- **WHAT YOU NEED TO DO**: Extract the entries in their exact form.

* * * *

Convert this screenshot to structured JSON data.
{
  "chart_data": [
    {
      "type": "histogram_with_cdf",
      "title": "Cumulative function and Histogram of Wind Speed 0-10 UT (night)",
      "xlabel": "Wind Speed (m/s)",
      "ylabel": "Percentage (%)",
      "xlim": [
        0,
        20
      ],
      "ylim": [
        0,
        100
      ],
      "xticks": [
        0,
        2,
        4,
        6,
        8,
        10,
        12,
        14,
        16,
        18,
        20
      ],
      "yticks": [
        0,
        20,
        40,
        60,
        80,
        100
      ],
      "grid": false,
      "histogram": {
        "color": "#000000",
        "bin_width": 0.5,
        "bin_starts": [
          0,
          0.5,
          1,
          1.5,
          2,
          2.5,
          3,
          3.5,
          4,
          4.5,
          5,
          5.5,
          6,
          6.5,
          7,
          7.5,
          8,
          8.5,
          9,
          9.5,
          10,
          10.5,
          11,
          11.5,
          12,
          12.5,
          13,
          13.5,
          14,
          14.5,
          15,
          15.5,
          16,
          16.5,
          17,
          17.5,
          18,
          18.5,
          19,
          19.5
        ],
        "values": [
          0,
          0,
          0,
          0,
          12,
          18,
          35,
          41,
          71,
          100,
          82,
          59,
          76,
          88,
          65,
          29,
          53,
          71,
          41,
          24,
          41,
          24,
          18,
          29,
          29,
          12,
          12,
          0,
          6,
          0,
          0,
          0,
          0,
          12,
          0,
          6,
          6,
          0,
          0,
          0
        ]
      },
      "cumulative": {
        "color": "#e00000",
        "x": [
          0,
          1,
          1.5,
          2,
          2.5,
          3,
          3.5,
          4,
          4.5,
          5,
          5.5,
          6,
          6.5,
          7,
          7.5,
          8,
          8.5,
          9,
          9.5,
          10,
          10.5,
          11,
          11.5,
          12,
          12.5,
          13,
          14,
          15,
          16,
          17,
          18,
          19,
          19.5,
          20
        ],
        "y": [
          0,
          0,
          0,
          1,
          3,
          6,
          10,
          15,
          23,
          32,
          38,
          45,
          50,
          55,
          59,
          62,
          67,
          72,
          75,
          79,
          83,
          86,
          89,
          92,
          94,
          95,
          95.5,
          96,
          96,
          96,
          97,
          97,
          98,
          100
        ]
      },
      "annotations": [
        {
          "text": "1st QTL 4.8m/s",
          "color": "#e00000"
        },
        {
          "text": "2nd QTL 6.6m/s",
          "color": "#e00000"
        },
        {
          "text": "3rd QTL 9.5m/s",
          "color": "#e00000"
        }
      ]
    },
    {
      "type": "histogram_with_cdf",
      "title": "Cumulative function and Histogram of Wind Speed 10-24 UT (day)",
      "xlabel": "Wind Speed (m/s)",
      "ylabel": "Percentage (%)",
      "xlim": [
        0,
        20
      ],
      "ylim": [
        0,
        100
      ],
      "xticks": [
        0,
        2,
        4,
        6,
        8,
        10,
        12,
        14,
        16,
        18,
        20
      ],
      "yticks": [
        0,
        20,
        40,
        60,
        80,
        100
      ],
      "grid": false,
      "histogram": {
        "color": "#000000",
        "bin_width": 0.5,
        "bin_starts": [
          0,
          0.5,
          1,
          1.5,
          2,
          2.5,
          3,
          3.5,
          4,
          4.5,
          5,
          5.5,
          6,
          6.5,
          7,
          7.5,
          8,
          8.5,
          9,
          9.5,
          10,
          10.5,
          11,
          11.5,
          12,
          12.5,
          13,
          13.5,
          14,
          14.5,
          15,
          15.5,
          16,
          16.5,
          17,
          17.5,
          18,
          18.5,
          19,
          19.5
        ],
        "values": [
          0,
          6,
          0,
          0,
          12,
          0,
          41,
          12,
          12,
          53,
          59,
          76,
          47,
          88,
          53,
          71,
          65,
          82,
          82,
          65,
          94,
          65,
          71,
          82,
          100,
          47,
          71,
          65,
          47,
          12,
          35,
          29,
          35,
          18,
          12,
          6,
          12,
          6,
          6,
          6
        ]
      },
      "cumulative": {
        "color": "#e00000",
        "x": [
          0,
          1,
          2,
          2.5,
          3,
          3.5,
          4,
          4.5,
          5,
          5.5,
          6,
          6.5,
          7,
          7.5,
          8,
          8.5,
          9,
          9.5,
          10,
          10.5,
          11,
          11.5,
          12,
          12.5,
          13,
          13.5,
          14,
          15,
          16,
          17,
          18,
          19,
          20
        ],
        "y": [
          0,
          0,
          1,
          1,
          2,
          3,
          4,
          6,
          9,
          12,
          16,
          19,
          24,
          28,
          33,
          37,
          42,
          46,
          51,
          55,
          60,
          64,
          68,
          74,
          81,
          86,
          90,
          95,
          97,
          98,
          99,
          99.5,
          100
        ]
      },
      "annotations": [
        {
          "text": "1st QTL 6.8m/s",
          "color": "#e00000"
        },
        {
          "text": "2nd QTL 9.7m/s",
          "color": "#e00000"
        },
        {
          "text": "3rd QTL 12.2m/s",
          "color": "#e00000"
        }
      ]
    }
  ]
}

* * * *

- **PROBLEM SOLUTION**:
Convert this screenshot to structured JSON data.
{
  "chart_data": [
    {
      "type": "histogram_with_cdf",
      "title": "Cumulative function and Histogram of Wind Speed 0-10 UT (night)",
      "xlabel": "Wind Speed (m/s)",
      "ylabel": "Percentage (%)",
      "xlim": [
        0,
        20
      ],
      "ylim": [
        0,
        100
      ],
      "xticks": [
        0,
        2,
        4,
        6,
        8,
        10,
        12,
        14,
        16,
        18,
        20
      ],
      "yticks": [
        0,
        20,
        40,
        60,
        80,
        100
      ],
      "grid": false,
      "histogram": {
        "color": "#000000",
        "bin_width": 0.5,
        "bin_starts": [
          0,
          0.5,
          1,
          1.5,
          2,
          2.5,
          3,
          3.5,
          4,
          4.5,
          5,
          5.5,
          6,
          6.5,
          7,
          7.5,
          8,
          8.5,
          9,
          9.5,
          10,
          10.5,
          11,
          11.5,
          12,
          12.5,
          13,
          13.5,
          14,
          14.5,
          15,
          15.5,
          16,
          16.5,
          17,
          17.5,
          18,
          18.5,
          19,
          19.5
        ],
        "values": [
          0,
          0,
          0,
          0,
          12,
          18,
          35,
          41,
          71,
          100,
          82,
          59,
          76,
          88,
          65,
          29,
          53,
          71,
          41,
          24,
          41,
          24,
          18,
          29,
          29,
          12,
          12,
          0,
          6,
          0,
          0,
          0,
          0,
          12,
          0,
          6,
          6,
          0,
          0,
          0
        ]
      },
      "cumulative": {
        "color": "#e00000",
        "x": [
          0,
          1,
          1.5,
          2,
          2.5,
          3,
          3.5,
          4,
          4.5,
          5,
          5.5,
          6,
          6.5,
          7,
          7.5,
          8,
          8.5,
          9,
          9.5,
          10,
          10.5,
          11,
          11.5,
          12,
          12.5,
          13,
          14,
          15,
          16,
          17,
          18,
          19,
          19.5,
          20
        ],
        "y": [
          0,
          0,
          0,
          1,
          3,
          6,
          10,
          15,
          23,
          32,
          38,
          45,
          50,
          55,
          59,
          62,
          67,
          72,
          75,
          79,
          83,
          86,
          89,
          92,
          94,
          95,
          95.5,
          96,
          96,
          96,
          97,
          97,
          98,
          100
        ]
      },
      "annotations": [
        {
          "text": "1st QTL 4.8m/s",
          "color": "#e00000"
        },
        {
          "text": "2nd QTL 6.6m/s",
          "color": "#e00000"
        },
        {
          "text": "3rd QTL 9.5m/s",
          "color": "#e00000"
        }
      ]
    },
    {
      "type": "histogram_with_cdf",
      "title": "Cumulative function and Histogram of Wind Speed 10-24 UT (day)",
      "xlabel": "Wind Speed (m/s)",
      "ylabel": "Percentage (%)",
      "xlim": [
        0,
        20
      ],
      "ylim": [
        0,
        100
      ],
      "xticks": [
        0,
        2,
        4,
        6,
        8,
        10,
        12,
        14,
        16,
        18,
        20
      ],
      "yticks": [
        0,
        20,
        40,
        60,
        80,
        100
      ],
      "grid": false,
      "histogram": {
        "color": "#000000",
        "bin_width": 0.5,
        "bin_starts": [
          0,
          0.5,
          1,
          1.5,
          2,
          2.5,
          3,
          3.5,
          4,
          4.5,
          5,
          5.5,
          6,
          6.5,
          7,
          7.5,
          8,
          8.5,
          9,
          9.5,
          10,
          10.5,
          11,
          11.5,
          12,
          12.5,
          13,
          13.5,
          14,
          14.5,
          15,
          15.5,
          16,
          16.5,
          17,
          17.5,
          18,
          18.5,
          19,
          19.5
        ],
        "values": [
          0,
          6,
          0,
          0,
          12,
          0,
          41,
          12,
          12,
          53,
          59,
          76,
          47,
          88,
          53,
          71,
          65,
          82,
          82,
          65,
          94,
          65,
          71,
          82,
          100,
          47,
          71,
          65,
          47,
          12,
          35,
          29,
          35,
          18,
          12,
          6,
          12,
          6,
          6,
          6
        ]
      },
      "cumulative": {
        "color": "#e00000",
        "x": [
          0,
          1,
          2,
          2.5,
          3,
          3.5,
          4,
          4.5,
          5,
          5.5,
          6,
          6.5,
          7,
          7.5,
          8,
          8.5,
          9,
          9.5,
          10,
          10.5,
          11,
          11.5,
          12,
          12.5,
          13,
          13.5,
          14,
          15,
          16,
          17,
          18,
          19,
          20
        ],
        "y": [
          0,
          0,
          1,
          1,
          2,
          3,
          4,
          6,
          9,
          12,
          16,
          19,
          24,
          28,
          33,
          37,
          42,
          46,
          51,
          55,
          60,
          64,
          68,
          74,
          81,
          86,
          90,
          95,
          97,
          98,
          99,
          99.5,
          100
        ]
      },
      "annotations": [
        {
          "text": "1st QTL 6.8m/s",
          "color": "#e00000"
        },
        {
          "text": "2nd QTL 9.7m/s",
          "color": "#e00000"
        },
        {
          "text": "3rd QTL 12.2m/s",
          "color": "#e00000"
        }
      ]
    }
  ]
}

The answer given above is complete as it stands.